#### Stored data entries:
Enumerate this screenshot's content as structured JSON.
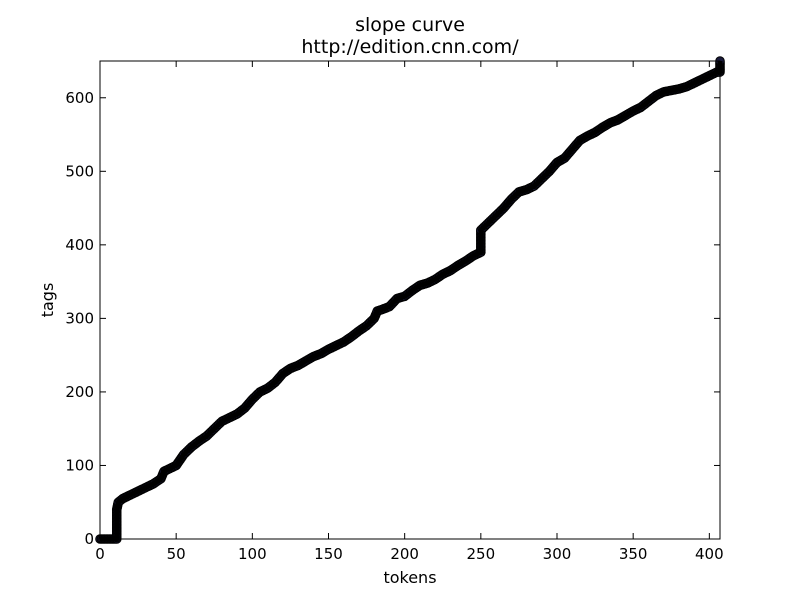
{
  "chart_data": {
    "type": "line",
    "title": "slope curve",
    "subtitle": "http://edition.cnn.com/",
    "xlabel": "tokens",
    "ylabel": "tags",
    "xlim": [
      0,
      407
    ],
    "ylim": [
      0,
      650
    ],
    "x_ticks": [
      0,
      50,
      100,
      150,
      200,
      250,
      300,
      350,
      400
    ],
    "y_ticks": [
      0,
      100,
      200,
      300,
      400,
      500,
      600
    ],
    "grid": false,
    "line_color": "#000000",
    "marker_color": "#1a1a3a",
    "series": [
      {
        "name": "slope",
        "x": [
          0,
          11,
          11,
          12,
          15,
          20,
          25,
          30,
          35,
          40,
          42,
          45,
          50,
          55,
          60,
          65,
          70,
          75,
          80,
          85,
          90,
          95,
          100,
          105,
          110,
          115,
          120,
          125,
          130,
          135,
          140,
          145,
          150,
          155,
          160,
          165,
          170,
          175,
          180,
          182,
          185,
          190,
          195,
          200,
          205,
          210,
          215,
          220,
          225,
          230,
          235,
          240,
          245,
          250,
          250,
          255,
          260,
          265,
          270,
          275,
          280,
          285,
          290,
          295,
          300,
          305,
          310,
          315,
          320,
          325,
          330,
          335,
          340,
          345,
          350,
          355,
          360,
          365,
          370,
          375,
          380,
          385,
          390,
          395,
          400,
          405,
          407,
          407
        ],
        "y": [
          0,
          0,
          40,
          50,
          55,
          60,
          65,
          70,
          75,
          82,
          92,
          95,
          100,
          115,
          125,
          133,
          140,
          150,
          160,
          165,
          170,
          178,
          190,
          200,
          205,
          213,
          225,
          232,
          236,
          242,
          248,
          252,
          258,
          263,
          268,
          275,
          283,
          290,
          300,
          310,
          312,
          316,
          327,
          330,
          338,
          345,
          348,
          353,
          360,
          365,
          372,
          378,
          385,
          390,
          420,
          430,
          440,
          450,
          462,
          472,
          475,
          480,
          490,
          500,
          512,
          518,
          530,
          542,
          548,
          553,
          560,
          566,
          570,
          576,
          582,
          587,
          595,
          603,
          608,
          610,
          612,
          615,
          620,
          625,
          630,
          635,
          635,
          650
        ]
      }
    ]
  }
}
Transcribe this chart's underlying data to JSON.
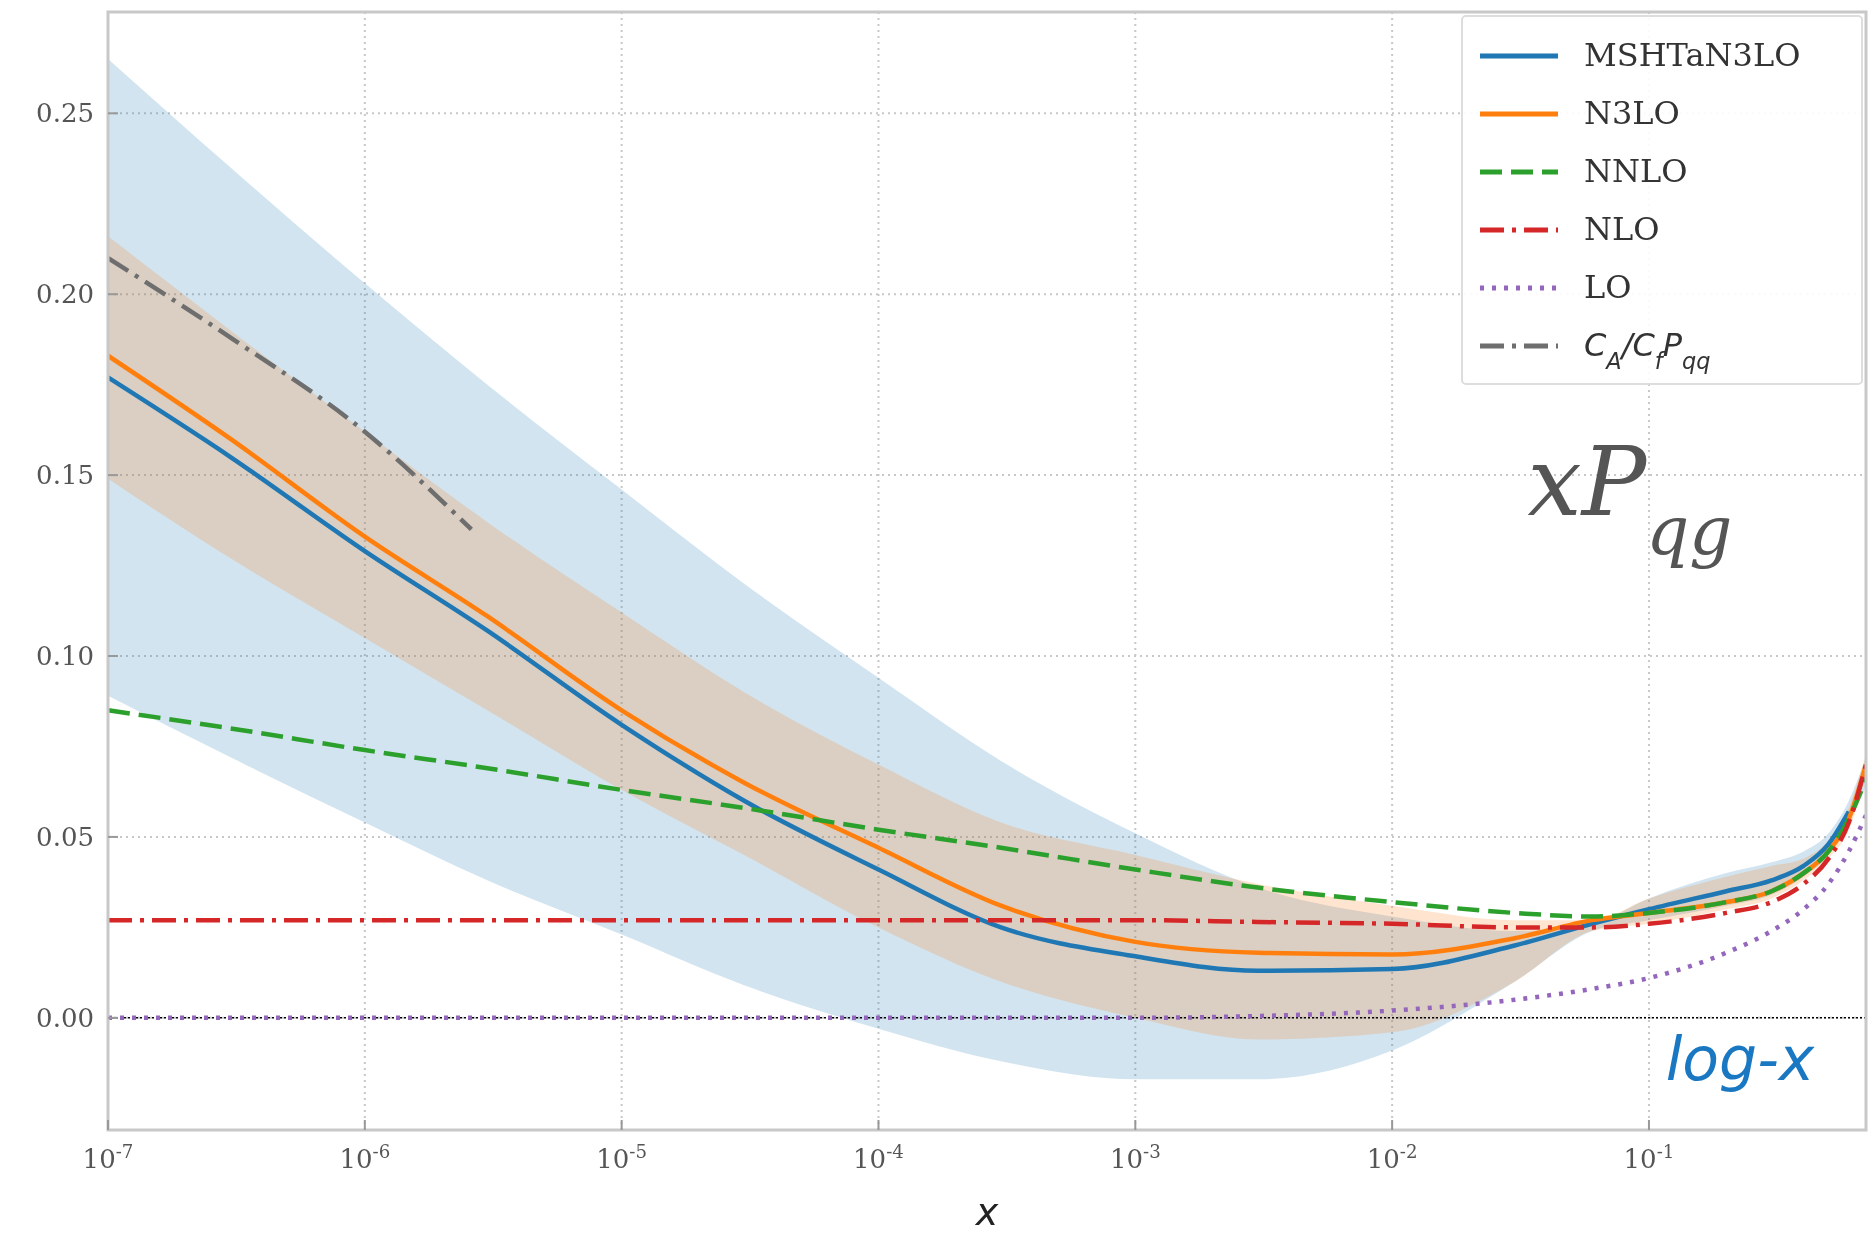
{
  "chart_data": {
    "type": "line",
    "xlabel": "x",
    "log": "x",
    "grid": true,
    "legend": "top right",
    "xlim": [
      1e-07,
      0.7
    ],
    "ylim": [
      -0.031,
      0.278
    ],
    "xticks": [
      {
        "value": 1e-07,
        "label": "10$^{-7}$"
      },
      {
        "value": 1e-06,
        "label": "10$^{-6}$"
      },
      {
        "value": 1e-05,
        "label": "10$^{-5}$"
      },
      {
        "value": 0.0001,
        "label": "10$^{-4}$"
      },
      {
        "value": 0.001,
        "label": "10$^{-3}$"
      },
      {
        "value": 0.01,
        "label": "10$^{-2}$"
      },
      {
        "value": 0.1,
        "label": "10$^{-1}$"
      }
    ],
    "yticks": [
      {
        "value": 0,
        "label": "0.00"
      },
      {
        "value": 0.05,
        "label": "0.05"
      },
      {
        "value": 0.1,
        "label": "0.10"
      },
      {
        "value": 0.15,
        "label": "0.15"
      },
      {
        "value": 0.2,
        "label": "0.20"
      },
      {
        "value": 0.25,
        "label": "0.25"
      }
    ],
    "x": [
      1e-07,
      3e-07,
      1e-06,
      3e-06,
      1e-05,
      3e-05,
      0.0001,
      0.0003,
      0.001,
      0.003,
      0.01,
      0.03,
      0.06,
      0.1,
      0.2,
      0.3,
      0.4,
      0.5,
      0.6,
      0.7
    ],
    "series": [
      {
        "name": "MSHTaN3LO",
        "color": "#1f77b4",
        "line_style": "solid",
        "values": [
          0.177,
          0.155,
          0.129,
          0.107,
          0.081,
          0.06,
          0.041,
          0.025,
          0.017,
          0.013,
          0.0135,
          0.02,
          0.026,
          0.03,
          0.035,
          0.038,
          0.042,
          0.048,
          0.057,
          null
        ],
        "lower": [
          0.089,
          0.072,
          0.054,
          0.038,
          0.023,
          0.009,
          -0.003,
          -0.012,
          -0.017,
          -0.017,
          -0.009,
          0.01,
          0.024,
          0.027,
          0.031,
          0.034,
          0.039,
          0.045,
          0.054,
          0.064
        ],
        "upper": [
          0.265,
          0.235,
          0.203,
          0.175,
          0.146,
          0.12,
          0.094,
          0.071,
          0.051,
          0.036,
          0.028,
          0.024,
          0.026,
          0.033,
          0.04,
          0.043,
          0.046,
          0.051,
          0.06,
          0.072
        ]
      },
      {
        "name": "N3LO",
        "color": "#ff7f0e",
        "line_style": "solid",
        "values": [
          0.183,
          0.16,
          0.133,
          0.111,
          0.085,
          0.065,
          0.047,
          0.031,
          0.021,
          0.018,
          0.0175,
          0.022,
          0.027,
          0.029,
          0.032,
          0.035,
          0.04,
          0.046,
          0.055,
          0.07
        ],
        "lower": [
          0.149,
          0.127,
          0.105,
          0.085,
          0.063,
          0.045,
          0.025,
          0.01,
          0.0,
          -0.006,
          -0.004,
          0.01,
          0.024,
          0.026,
          0.03,
          0.033,
          0.038,
          0.044,
          0.052,
          0.067
        ],
        "upper": [
          0.216,
          0.19,
          0.162,
          0.137,
          0.112,
          0.09,
          0.07,
          0.054,
          0.045,
          0.037,
          0.031,
          0.027,
          0.027,
          0.033,
          0.039,
          0.042,
          0.044,
          0.049,
          0.058,
          0.073
        ]
      },
      {
        "name": "NNLO",
        "color": "#2ca02c",
        "line_style": "dashed",
        "values": [
          0.085,
          0.08,
          0.074,
          0.069,
          0.063,
          0.058,
          0.052,
          0.047,
          0.041,
          0.036,
          0.032,
          0.029,
          0.028,
          0.029,
          0.032,
          0.035,
          0.04,
          0.046,
          0.055,
          0.066
        ]
      },
      {
        "name": "NLO",
        "color": "#d62728",
        "line_style": "dashdot",
        "values": [
          0.027,
          0.027,
          0.027,
          0.027,
          0.027,
          0.027,
          0.027,
          0.027,
          0.027,
          0.0265,
          0.026,
          0.025,
          0.025,
          0.026,
          0.029,
          0.032,
          0.037,
          0.044,
          0.054,
          0.07
        ]
      },
      {
        "name": "LO",
        "color": "#9467bd",
        "line_style": "dotted",
        "values": [
          0,
          0,
          0,
          0,
          0,
          0,
          0,
          0,
          0,
          0.0005,
          0.002,
          0.005,
          0.008,
          0.011,
          0.018,
          0.024,
          0.03,
          0.037,
          0.046,
          0.056
        ]
      },
      {
        "name": "C$_{A}$/C$_{f}$P$_{qq}$",
        "color": "#6e6e6e",
        "line_style": "dashdot",
        "x": [
          1e-07,
          3e-07,
          1e-06,
          2.6e-06
        ],
        "values": [
          0.21,
          0.188,
          0.162,
          0.135
        ]
      }
    ],
    "ref_lines": [
      {
        "axis": "y",
        "value": 0,
        "color": "#000000",
        "line_style": "dotted"
      }
    ],
    "annotations": [
      "xP$_{qg}$",
      "log-x"
    ]
  }
}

#### Directive:
Repeat the entries exactly. Pictures are excluded from the copy.

#### Written solution:
Enumerate this screenshot's content as structured JSON.
{
  "chart_data": {
    "type": "line",
    "title": "slope curve",
    "subtitle": "http://edition.cnn.com/",
    "xlabel": "tokens",
    "ylabel": "tags",
    "xlim": [
      0,
      407
    ],
    "ylim": [
      0,
      650
    ],
    "x_ticks": [
      0,
      50,
      100,
      150,
      200,
      250,
      300,
      350,
      400
    ],
    "y_ticks": [
      0,
      100,
      200,
      300,
      400,
      500,
      600
    ],
    "grid": false,
    "line_color": "#000000",
    "marker_color": "#1a1a3a",
    "series": [
      {
        "name": "slope",
        "x": [
          0,
          11,
          11,
          12,
          15,
          20,
          25,
          30,
          35,
          40,
          42,
          45,
          50,
          55,
          60,
          65,
          70,
          75,
          80,
          85,
          90,
          95,
          100,
          105,
          110,
          115,
          120,
          125,
          130,
          135,
          140,
          145,
          150,
          155,
          160,
          165,
          170,
          175,
          180,
          182,
          185,
          190,
          195,
          200,
          205,
          210,
          215,
          220,
          225,
          230,
          235,
          240,
          245,
          250,
          250,
          255,
          260,
          265,
          270,
          275,
          280,
          285,
          290,
          295,
          300,
          305,
          310,
          315,
          320,
          325,
          330,
          335,
          340,
          345,
          350,
          355,
          360,
          365,
          370,
          375,
          380,
          385,
          390,
          395,
          400,
          405,
          407,
          407
        ],
        "y": [
          0,
          0,
          40,
          50,
          55,
          60,
          65,
          70,
          75,
          82,
          92,
          95,
          100,
          115,
          125,
          133,
          140,
          150,
          160,
          165,
          170,
          178,
          190,
          200,
          205,
          213,
          225,
          232,
          236,
          242,
          248,
          252,
          258,
          263,
          268,
          275,
          283,
          290,
          300,
          310,
          312,
          316,
          327,
          330,
          338,
          345,
          348,
          353,
          360,
          365,
          372,
          378,
          385,
          390,
          420,
          430,
          440,
          450,
          462,
          472,
          475,
          480,
          490,
          500,
          512,
          518,
          530,
          542,
          548,
          553,
          560,
          566,
          570,
          576,
          582,
          587,
          595,
          603,
          608,
          610,
          612,
          615,
          620,
          625,
          630,
          635,
          635,
          650
        ]
      }
    ]
  }
}
Transcribe this chart's underlying data to JSON.
{
  "chart_data": {
    "type": "line",
    "xlabel": "x",
    "log": "x",
    "grid": true,
    "legend": "top right",
    "xlim": [
      1e-07,
      0.7
    ],
    "ylim": [
      -0.031,
      0.278
    ],
    "xticks": [
      {
        "value": 1e-07,
        "label": "10$^{-7}$"
      },
      {
        "value": 1e-06,
        "label": "10$^{-6}$"
      },
      {
        "value": 1e-05,
        "label": "10$^{-5}$"
      },
      {
        "value": 0.0001,
        "label": "10$^{-4}$"
      },
      {
        "value": 0.001,
        "label": "10$^{-3}$"
      },
      {
        "value": 0.01,
        "label": "10$^{-2}$"
      },
      {
        "value": 0.1,
        "label": "10$^{-1}$"
      }
    ],
    "yticks": [
      {
        "value": 0,
        "label": "0.00"
      },
      {
        "value": 0.05,
        "label": "0.05"
      },
      {
        "value": 0.1,
        "label": "0.10"
      },
      {
        "value": 0.15,
        "label": "0.15"
      },
      {
        "value": 0.2,
        "label": "0.20"
      },
      {
        "value": 0.25,
        "label": "0.25"
      }
    ],
    "x": [
      1e-07,
      3e-07,
      1e-06,
      3e-06,
      1e-05,
      3e-05,
      0.0001,
      0.0003,
      0.001,
      0.003,
      0.01,
      0.03,
      0.06,
      0.1,
      0.2,
      0.3,
      0.4,
      0.5,
      0.6,
      0.7
    ],
    "series": [
      {
        "name": "MSHTaN3LO",
        "color": "#1f77b4",
        "line_style": "solid",
        "values": [
          0.177,
          0.155,
          0.129,
          0.107,
          0.081,
          0.06,
          0.041,
          0.025,
          0.017,
          0.013,
          0.0135,
          0.02,
          0.026,
          0.03,
          0.035,
          0.038,
          0.042,
          0.048,
          0.057,
          null
        ],
        "lower": [
          0.089,
          0.072,
          0.054,
          0.038,
          0.023,
          0.009,
          -0.003,
          -0.012,
          -0.017,
          -0.017,
          -0.009,
          0.01,
          0.024,
          0.027,
          0.031,
          0.034,
          0.039,
          0.045,
          0.054,
          0.064
        ],
        "upper": [
          0.265,
          0.235,
          0.203,
          0.175,
          0.146,
          0.12,
          0.094,
          0.071,
          0.051,
          0.036,
          0.028,
          0.024,
          0.026,
          0.033,
          0.04,
          0.043,
          0.046,
          0.051,
          0.06,
          0.072
        ]
      },
      {
        "name": "N3LO",
        "color": "#ff7f0e",
        "line_style": "solid",
        "values": [
          0.183,
          0.16,
          0.133,
          0.111,
          0.085,
          0.065,
          0.047,
          0.031,
          0.021,
          0.018,
          0.0175,
          0.022,
          0.027,
          0.029,
          0.032,
          0.035,
          0.04,
          0.046,
          0.055,
          0.07
        ],
        "lower": [
          0.149,
          0.127,
          0.105,
          0.085,
          0.063,
          0.045,
          0.025,
          0.01,
          0.0,
          -0.006,
          -0.004,
          0.01,
          0.024,
          0.026,
          0.03,
          0.033,
          0.038,
          0.044,
          0.052,
          0.067
        ],
        "upper": [
          0.216,
          0.19,
          0.162,
          0.137,
          0.112,
          0.09,
          0.07,
          0.054,
          0.045,
          0.037,
          0.031,
          0.027,
          0.027,
          0.033,
          0.039,
          0.042,
          0.044,
          0.049,
          0.058,
          0.073
        ]
      },
      {
        "name": "NNLO",
        "color": "#2ca02c",
        "line_style": "dashed",
        "values": [
          0.085,
          0.08,
          0.074,
          0.069,
          0.063,
          0.058,
          0.052,
          0.047,
          0.041,
          0.036,
          0.032,
          0.029,
          0.028,
          0.029,
          0.032,
          0.035,
          0.04,
          0.046,
          0.055,
          0.066
        ]
      },
      {
        "name": "NLO",
        "color": "#d62728",
        "line_style": "dashdot",
        "values": [
          0.027,
          0.027,
          0.027,
          0.027,
          0.027,
          0.027,
          0.027,
          0.027,
          0.027,
          0.0265,
          0.026,
          0.025,
          0.025,
          0.026,
          0.029,
          0.032,
          0.037,
          0.044,
          0.054,
          0.07
        ]
      },
      {
        "name": "LO",
        "color": "#9467bd",
        "line_style": "dotted",
        "values": [
          0,
          0,
          0,
          0,
          0,
          0,
          0,
          0,
          0,
          0.0005,
          0.002,
          0.005,
          0.008,
          0.011,
          0.018,
          0.024,
          0.03,
          0.037,
          0.046,
          0.056
        ]
      },
      {
        "name": "C$_{A}$/C$_{f}$P$_{qq}$",
        "color": "#6e6e6e",
        "line_style": "dashdot",
        "x": [
          1e-07,
          3e-07,
          1e-06,
          2.6e-06
        ],
        "values": [
          0.21,
          0.188,
          0.162,
          0.135
        ]
      }
    ],
    "ref_lines": [
      {
        "axis": "y",
        "value": 0,
        "color": "#000000",
        "line_style": "dotted"
      }
    ],
    "annotations": [
      "xP$_{qg}$",
      "log-x"
    ]
  }
}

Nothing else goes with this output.